## WRITTEN INSTRUCTION
Collect all lines below with the string "Phase".

Collected data entries
_ _ _ _ _
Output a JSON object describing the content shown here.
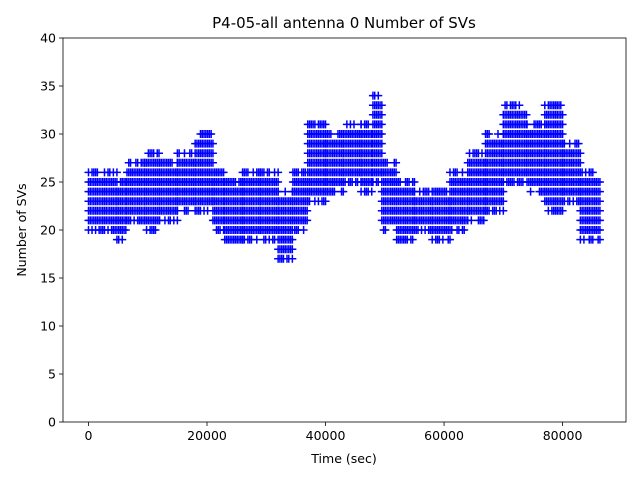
{
  "chart_data": {
    "type": "scatter",
    "title": "P4-05-all antenna 0 Number of SVs",
    "xlabel": "Time (sec)",
    "ylabel": "Number of SVs",
    "xlim": [
      -4300,
      90700
    ],
    "ylim": [
      0,
      40
    ],
    "x_ticks": [
      0,
      20000,
      40000,
      60000,
      80000
    ],
    "y_ticks": [
      0,
      5,
      10,
      15,
      20,
      25,
      30,
      35,
      40
    ],
    "grid": false,
    "legend": "none",
    "marker": "+",
    "color": "#0000ff",
    "x_sample_step": 300,
    "series": [
      {
        "segments": [
          {
            "x_start": 0,
            "x_end": 4800,
            "y_min": 20,
            "y_max": 26
          },
          {
            "x_start": 4800,
            "x_end": 6500,
            "y_min": 19,
            "y_max": 25
          },
          {
            "x_start": 6500,
            "x_end": 9500,
            "y_min": 21,
            "y_max": 27
          },
          {
            "x_start": 9500,
            "x_end": 12000,
            "y_min": 20,
            "y_max": 28
          },
          {
            "x_start": 12000,
            "x_end": 15000,
            "y_min": 21,
            "y_max": 27
          },
          {
            "x_start": 15000,
            "x_end": 18000,
            "y_min": 22,
            "y_max": 28
          },
          {
            "x_start": 18000,
            "x_end": 21000,
            "y_min": 22,
            "y_max": 30
          },
          {
            "x_start": 21000,
            "x_end": 23000,
            "y_min": 20,
            "y_max": 26
          },
          {
            "x_start": 23000,
            "x_end": 26000,
            "y_min": 19,
            "y_max": 25
          },
          {
            "x_start": 26000,
            "x_end": 29000,
            "y_min": 19,
            "y_max": 26
          },
          {
            "x_start": 29000,
            "x_end": 32000,
            "y_min": 19,
            "y_max": 26
          },
          {
            "x_start": 32000,
            "x_end": 34500,
            "y_min": 17,
            "y_max": 24
          },
          {
            "x_start": 34500,
            "x_end": 37000,
            "y_min": 20,
            "y_max": 26
          },
          {
            "x_start": 37000,
            "x_end": 40000,
            "y_min": 23,
            "y_max": 31
          },
          {
            "x_start": 40000,
            "x_end": 43000,
            "y_min": 24,
            "y_max": 30
          },
          {
            "x_start": 43000,
            "x_end": 46000,
            "y_min": 25,
            "y_max": 31
          },
          {
            "x_start": 46000,
            "x_end": 48000,
            "y_min": 24,
            "y_max": 31
          },
          {
            "x_start": 48000,
            "x_end": 49500,
            "y_min": 25,
            "y_max": 34
          },
          {
            "x_start": 49500,
            "x_end": 52000,
            "y_min": 20,
            "y_max": 27
          },
          {
            "x_start": 52000,
            "x_end": 55000,
            "y_min": 19,
            "y_max": 25
          },
          {
            "x_start": 55000,
            "x_end": 58000,
            "y_min": 20,
            "y_max": 24
          },
          {
            "x_start": 58000,
            "x_end": 61000,
            "y_min": 19,
            "y_max": 24
          },
          {
            "x_start": 61000,
            "x_end": 64000,
            "y_min": 20,
            "y_max": 26
          },
          {
            "x_start": 64000,
            "x_end": 67000,
            "y_min": 21,
            "y_max": 28
          },
          {
            "x_start": 67000,
            "x_end": 70000,
            "y_min": 22,
            "y_max": 30
          },
          {
            "x_start": 70000,
            "x_end": 74000,
            "y_min": 25,
            "y_max": 33
          },
          {
            "x_start": 74000,
            "x_end": 77000,
            "y_min": 24,
            "y_max": 31
          },
          {
            "x_start": 77000,
            "x_end": 80000,
            "y_min": 22,
            "y_max": 33
          },
          {
            "x_start": 80000,
            "x_end": 83000,
            "y_min": 23,
            "y_max": 29
          },
          {
            "x_start": 83000,
            "x_end": 86500,
            "y_min": 19,
            "y_max": 26
          }
        ]
      }
    ]
  }
}
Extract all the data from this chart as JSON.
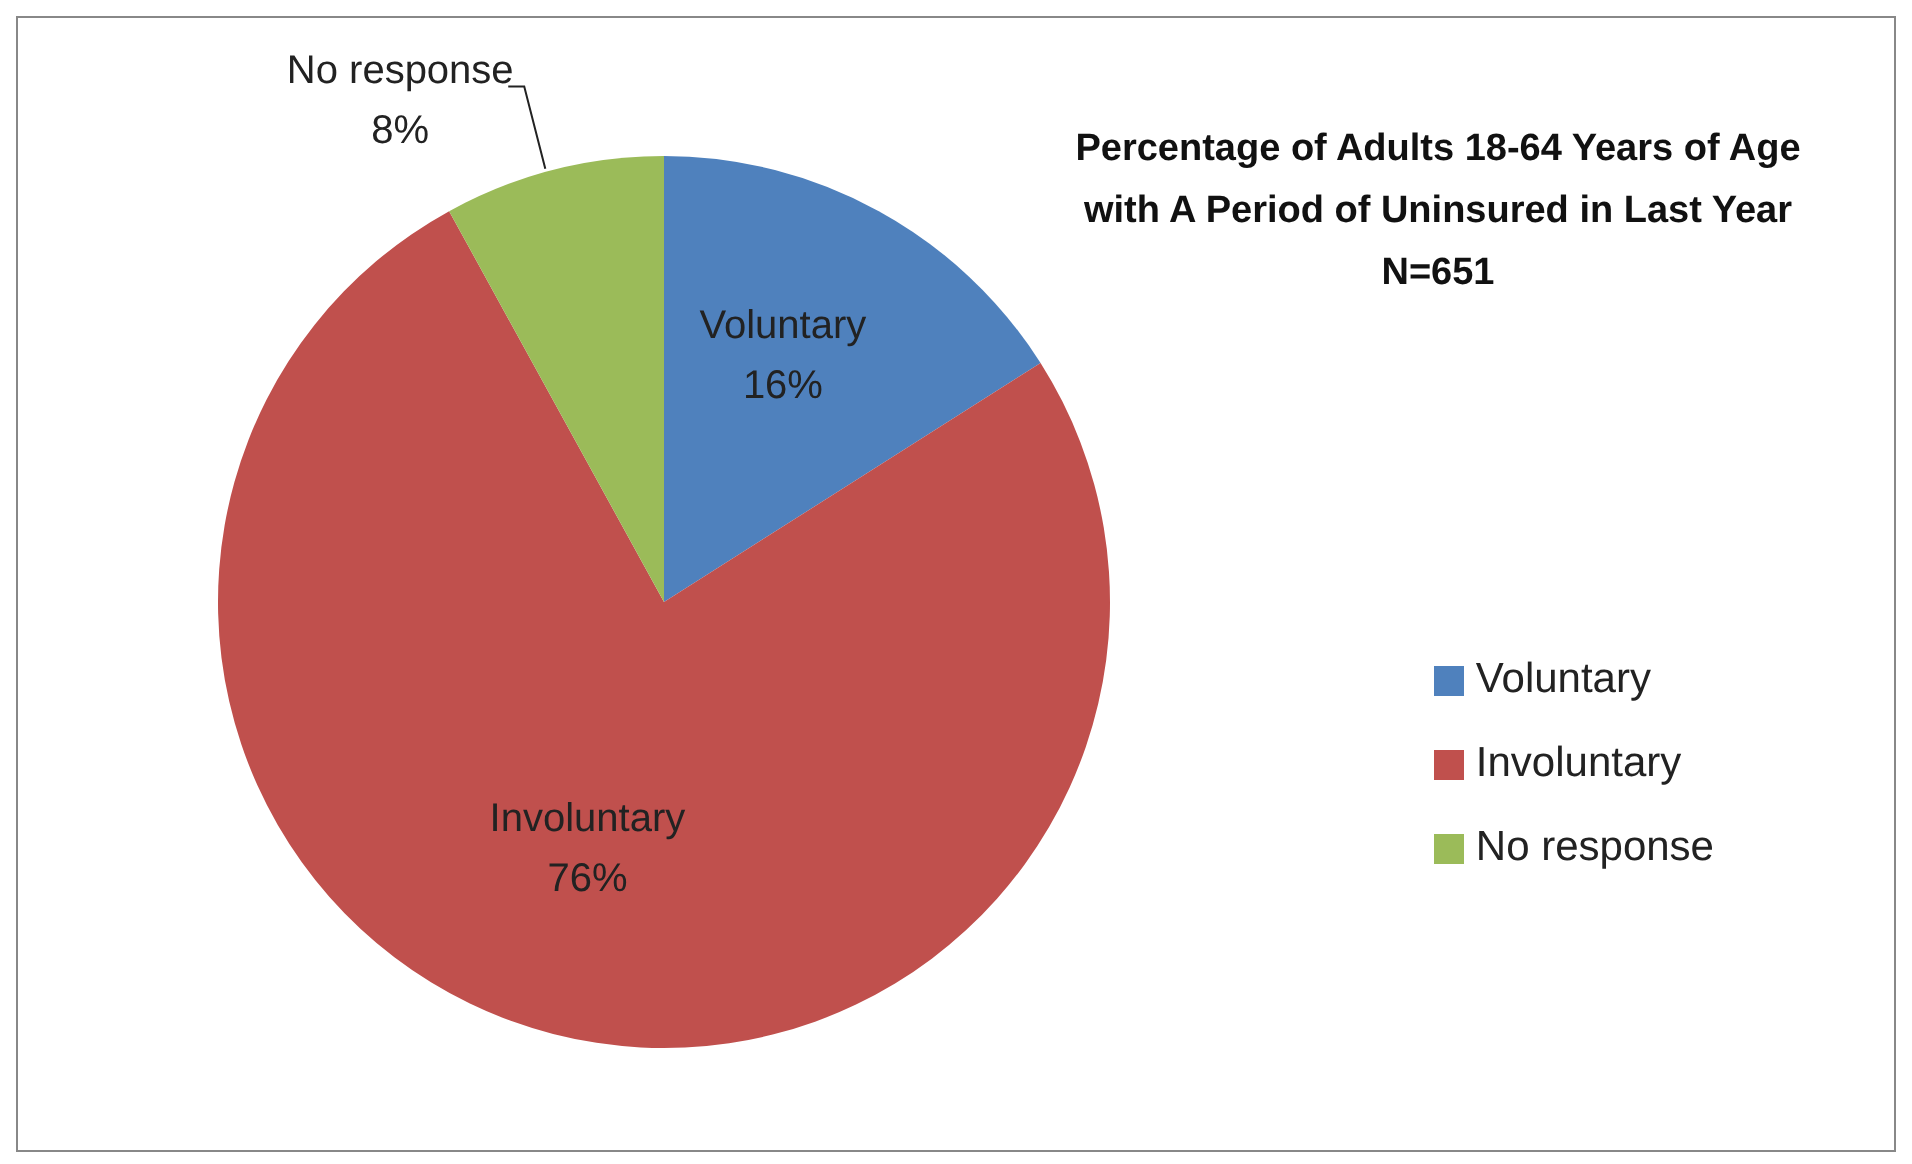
{
  "chart_data": {
    "type": "pie",
    "title": "Percentage of Adults 18-64 Years of Age\nwith A Period of Uninsured in Last Year\nN=651",
    "categories": [
      "Voluntary",
      "Involuntary",
      "No response"
    ],
    "values": [
      16,
      76,
      8
    ],
    "colors": [
      "#4f81bd",
      "#c0504d",
      "#9bbb59"
    ],
    "value_labels": [
      "16%",
      "76%",
      "8%"
    ],
    "legend": "right"
  }
}
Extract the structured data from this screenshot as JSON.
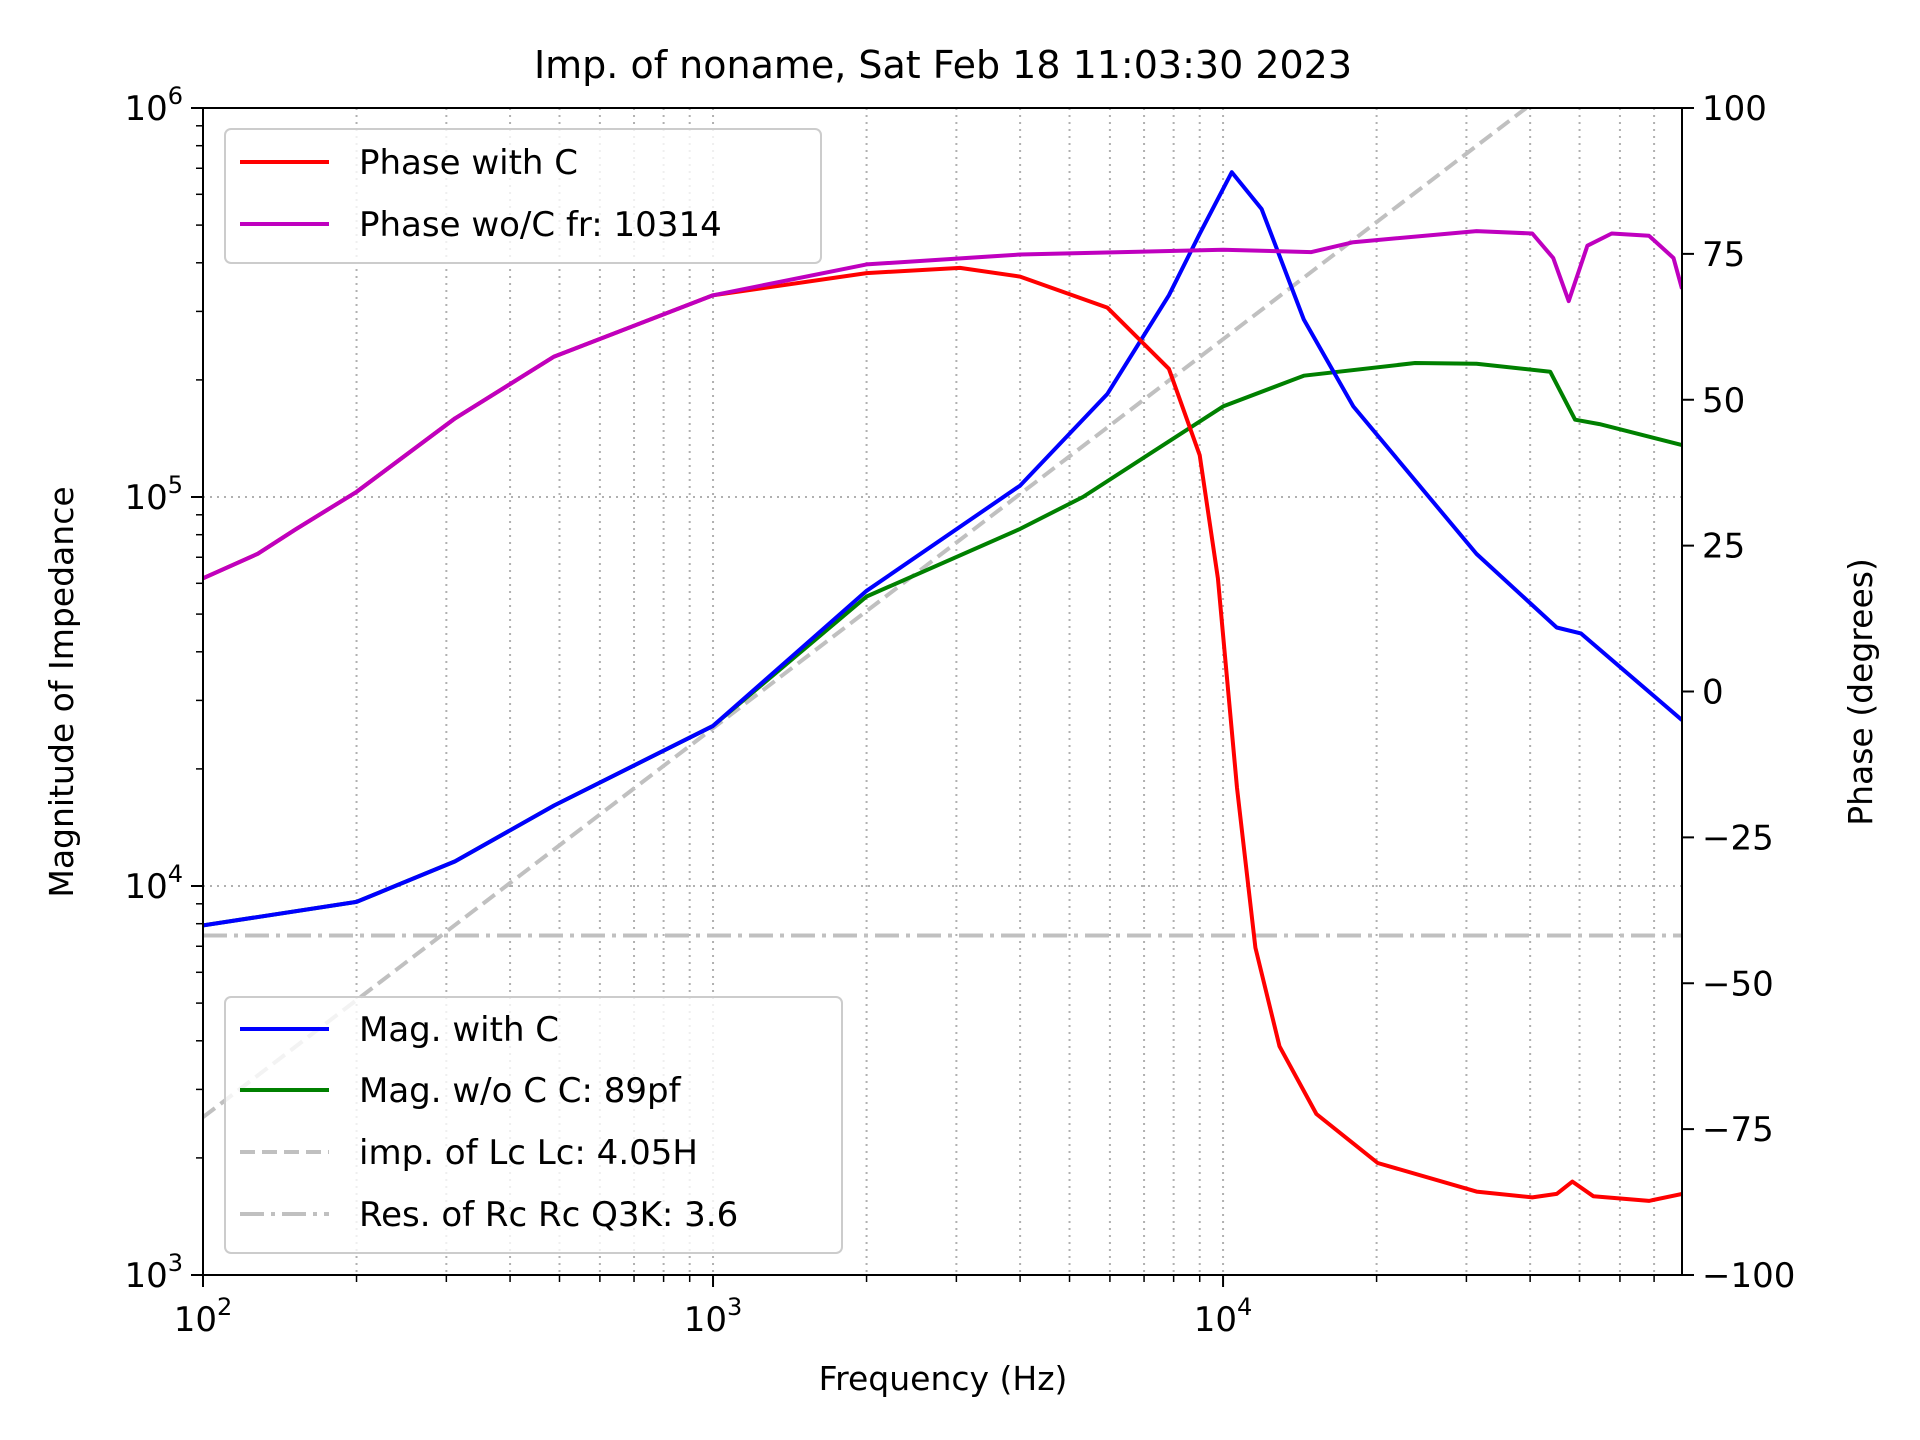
{
  "chart_data": {
    "type": "line",
    "title": "Imp. of noname, Sat Feb 18 11:03:30 2023",
    "xlabel": "Frequency (Hz)",
    "ylabel": "Magnitude of Impedance",
    "y2label": "Phase (degrees)",
    "xscale": "log",
    "yscale": "log",
    "xlim": [
      100,
      79400
    ],
    "ylim": [
      1000,
      1000000
    ],
    "y2lim": [
      -100,
      100
    ],
    "x_ticks": [
      100,
      1000,
      10000
    ],
    "y_ticks": [
      1000,
      10000,
      100000,
      1000000
    ],
    "y2_ticks": [
      100,
      75,
      50,
      25,
      0,
      -25,
      -50,
      -75,
      -100
    ],
    "grid": "dotted, major and minor x, major y",
    "legends": [
      {
        "placement": "upper-left",
        "entries": [
          "Phase with C",
          "Phase wo/C fr: 10314"
        ]
      },
      {
        "placement": "lower-left",
        "entries": [
          "Mag. with C",
          "Mag. w/o C  C: 89pf",
          "imp. of Lc  Lc: 4.05H",
          "Res. of Rc Rc Q3K: 3.6"
        ]
      }
    ],
    "series": [
      {
        "name": "Phase with C",
        "axis": "right",
        "color": "#ff0000",
        "style": "solid",
        "points": [
          [
            100,
            19.4
          ],
          [
            128,
            23.6
          ],
          [
            152,
            27.8
          ],
          [
            200,
            34.2
          ],
          [
            312,
            46.8
          ],
          [
            488,
            57.4
          ],
          [
            1000,
            67.9
          ],
          [
            2000,
            71.7
          ],
          [
            3050,
            72.6
          ],
          [
            4000,
            71.1
          ],
          [
            5930,
            65.8
          ],
          [
            7830,
            55.3
          ],
          [
            9000,
            40.5
          ],
          [
            9770,
            19.4
          ],
          [
            10650,
            -16.5
          ],
          [
            11570,
            -43.9
          ],
          [
            12900,
            -60.8
          ],
          [
            15240,
            -72.4
          ],
          [
            20100,
            -80.8
          ],
          [
            31400,
            -85.7
          ],
          [
            40400,
            -86.7
          ],
          [
            45100,
            -86.1
          ],
          [
            48400,
            -84
          ],
          [
            53200,
            -86.5
          ],
          [
            68400,
            -87.3
          ],
          [
            79400,
            -86.1
          ]
        ]
      },
      {
        "name": "Phase wo/C fr: 10314",
        "axis": "right",
        "color": "#bf00bf",
        "style": "solid",
        "points": [
          [
            100,
            19.4
          ],
          [
            128,
            23.6
          ],
          [
            152,
            27.8
          ],
          [
            200,
            34.2
          ],
          [
            312,
            46.8
          ],
          [
            488,
            57.4
          ],
          [
            1000,
            67.9
          ],
          [
            2000,
            73.2
          ],
          [
            4000,
            74.9
          ],
          [
            10000,
            75.7
          ],
          [
            14900,
            75.3
          ],
          [
            18000,
            77
          ],
          [
            31400,
            78.9
          ],
          [
            40400,
            78.5
          ],
          [
            44400,
            74.3
          ],
          [
            47600,
            66.9
          ],
          [
            51800,
            76.4
          ],
          [
            57800,
            78.5
          ],
          [
            68400,
            78.1
          ],
          [
            76400,
            74.3
          ],
          [
            79400,
            69
          ]
        ]
      },
      {
        "name": "Mag. with C",
        "axis": "left",
        "color": "#0000ff",
        "style": "solid",
        "points": [
          [
            100,
            7920
          ],
          [
            200,
            9100
          ],
          [
            312,
            11570
          ],
          [
            488,
            16100
          ],
          [
            1000,
            25800
          ],
          [
            2000,
            57400
          ],
          [
            4000,
            107000
          ],
          [
            5930,
            184000
          ],
          [
            7830,
            330000
          ],
          [
            9000,
            475000
          ],
          [
            10400,
            684000
          ],
          [
            11900,
            550000
          ],
          [
            14400,
            286000
          ],
          [
            18000,
            171000
          ],
          [
            31400,
            71400
          ],
          [
            45100,
            46200
          ],
          [
            50300,
            44600
          ],
          [
            79400,
            26700
          ]
        ]
      },
      {
        "name": "Mag. w/o C  C: 89pf",
        "axis": "left",
        "color": "#008000",
        "style": "solid",
        "points": [
          [
            100,
            7920
          ],
          [
            200,
            9100
          ],
          [
            312,
            11570
          ],
          [
            488,
            16100
          ],
          [
            1000,
            25800
          ],
          [
            2000,
            55500
          ],
          [
            4000,
            82800
          ],
          [
            5310,
            100000
          ],
          [
            10000,
            171000
          ],
          [
            14400,
            205000
          ],
          [
            23800,
            221000
          ],
          [
            31400,
            220000
          ],
          [
            43800,
            210000
          ],
          [
            49000,
            158000
          ],
          [
            54700,
            154000
          ],
          [
            79400,
            136000
          ]
        ]
      },
      {
        "name": "imp. of Lc  Lc: 4.05H",
        "axis": "left",
        "color": "#c0c0c0",
        "style": "dashed",
        "points": [
          [
            100,
            2545
          ],
          [
            1000,
            25450
          ],
          [
            10000,
            254500
          ],
          [
            39300,
            1000000
          ]
        ]
      },
      {
        "name": "Res. of Rc Rc Q3K: 3.6",
        "axis": "left",
        "color": "#c0c0c0",
        "style": "dashdot",
        "points": [
          [
            100,
            7460
          ],
          [
            79400,
            7460
          ]
        ]
      }
    ]
  }
}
_ _ _ _ _
## SOLUTION TO THIS PROBLEM
    "y2label": "Phase (degrees)",
          "Phase with C",
          "Phase wo/C fr: 10314"
        "name": "Phase with C",
        "name": "Phase wo/C fr: 10314",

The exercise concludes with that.